[A block of data]
# # # # # # #
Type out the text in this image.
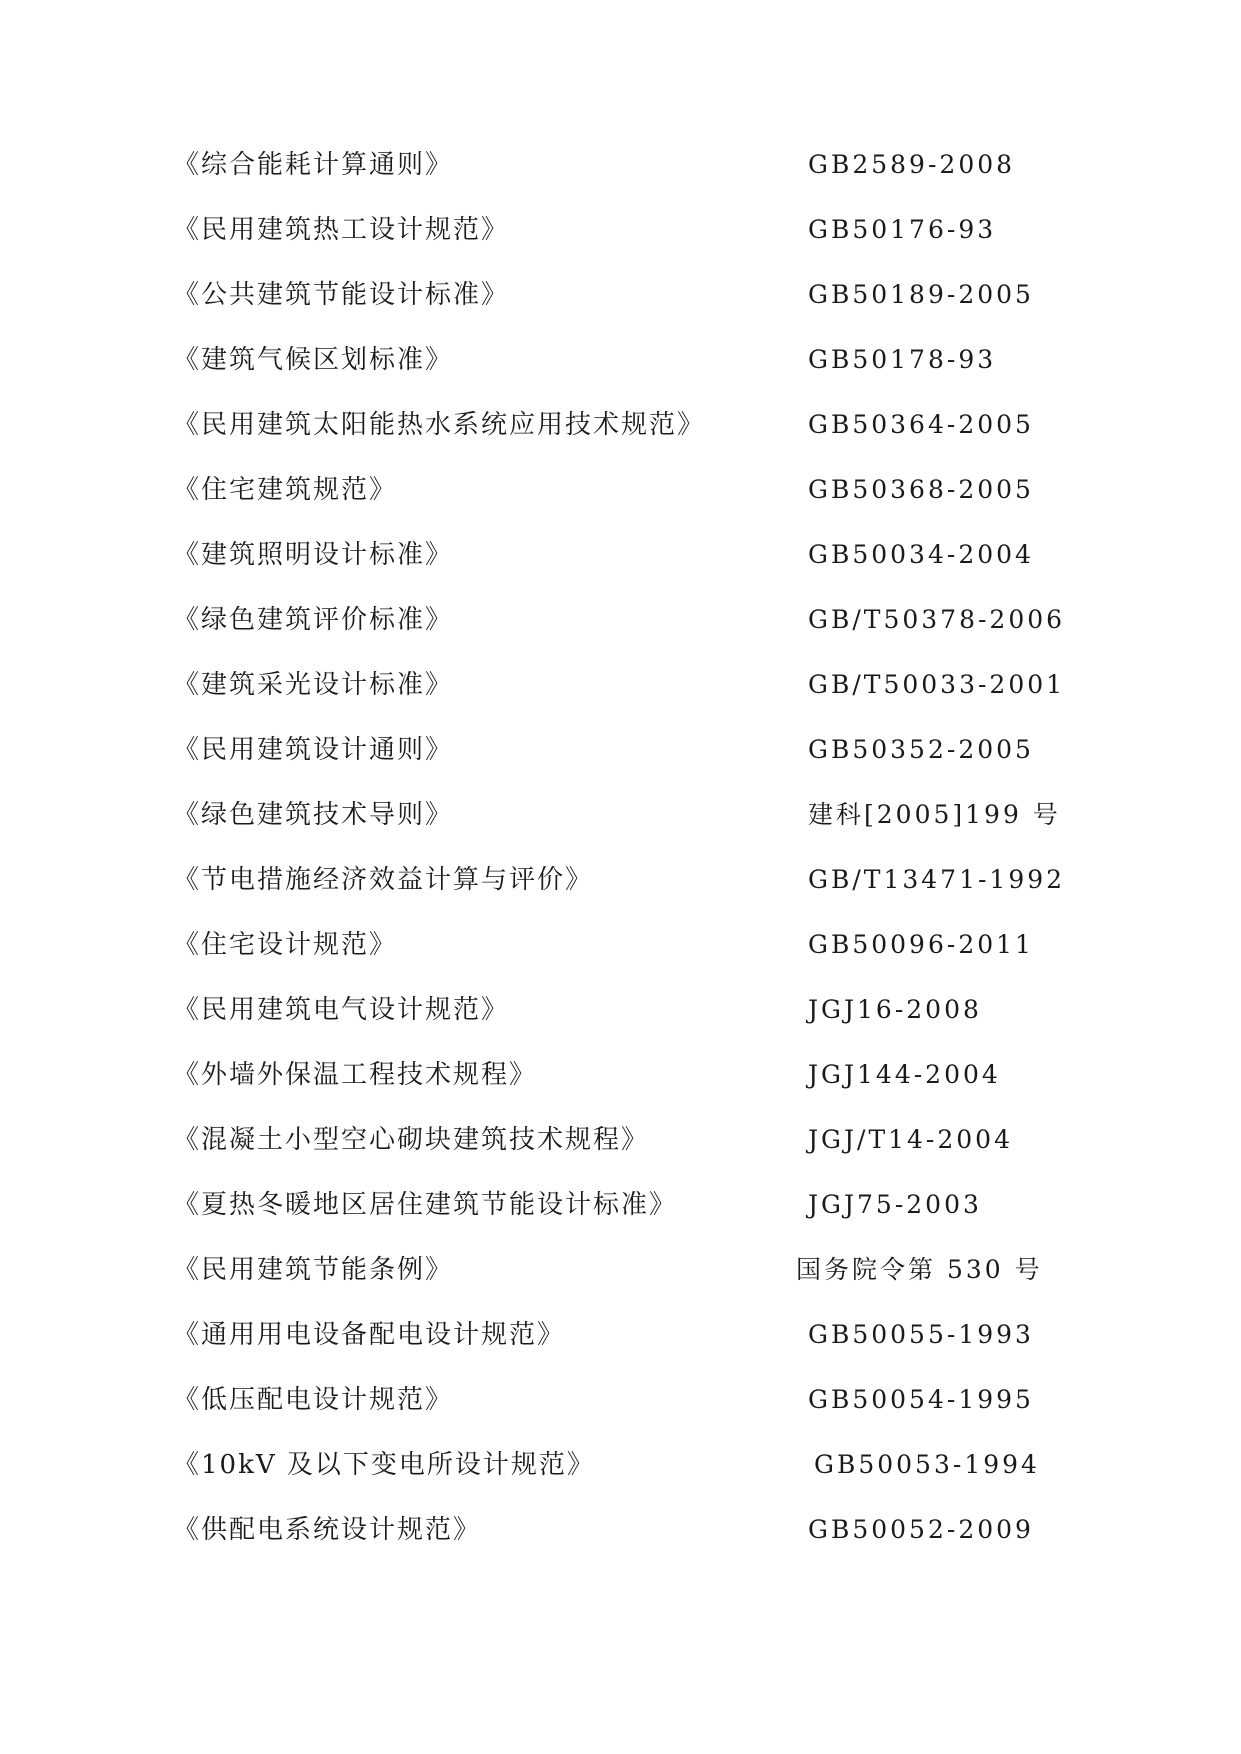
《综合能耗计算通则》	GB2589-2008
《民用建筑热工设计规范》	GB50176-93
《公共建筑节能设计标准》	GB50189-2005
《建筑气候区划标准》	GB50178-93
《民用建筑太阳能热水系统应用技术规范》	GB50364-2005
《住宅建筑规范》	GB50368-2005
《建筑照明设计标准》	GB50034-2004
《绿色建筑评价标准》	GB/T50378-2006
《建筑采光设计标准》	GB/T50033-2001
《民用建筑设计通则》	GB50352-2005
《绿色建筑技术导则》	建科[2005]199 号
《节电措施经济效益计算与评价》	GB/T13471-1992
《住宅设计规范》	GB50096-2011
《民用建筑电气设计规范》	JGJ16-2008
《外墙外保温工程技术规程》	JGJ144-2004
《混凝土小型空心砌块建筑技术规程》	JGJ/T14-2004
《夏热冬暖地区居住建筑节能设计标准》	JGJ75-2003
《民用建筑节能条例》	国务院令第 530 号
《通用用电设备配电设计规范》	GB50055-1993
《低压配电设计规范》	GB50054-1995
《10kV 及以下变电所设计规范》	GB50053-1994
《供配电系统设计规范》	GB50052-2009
# # # # # # #
* Work to be completed:
From the listing, extract all text exactly as given and drop any picture.

* Written solution:
Type out the text in this image.
《综合能耗计算通则》	GB2589-2008
《民用建筑热工设计规范》	GB50176-93
《公共建筑节能设计标准》	GB50189-2005
《建筑气候区划标准》	GB50178-93
《民用建筑太阳能热水系统应用技术规范》	GB50364-2005
《住宅建筑规范》	GB50368-2005
《建筑照明设计标准》	GB50034-2004
《绿色建筑评价标准》	GB/T50378-2006
《建筑采光设计标准》	GB/T50033-2001
《民用建筑设计通则》	GB50352-2005
《绿色建筑技术导则》	建科[2005]199 号
《节电措施经济效益计算与评价》	GB/T13471-1992
《住宅设计规范》	GB50096-2011
《民用建筑电气设计规范》	JGJ16-2008
《外墙外保温工程技术规程》	JGJ144-2004
《混凝土小型空心砌块建筑技术规程》	JGJ/T14-2004
《夏热冬暖地区居住建筑节能设计标准》	JGJ75-2003
《民用建筑节能条例》	国务院令第 530 号
《通用用电设备配电设计规范》	GB50055-1993
《低压配电设计规范》	GB50054-1995
《10kV 及以下变电所设计规范》	GB50053-1994
《供配电系统设计规范》	GB50052-2009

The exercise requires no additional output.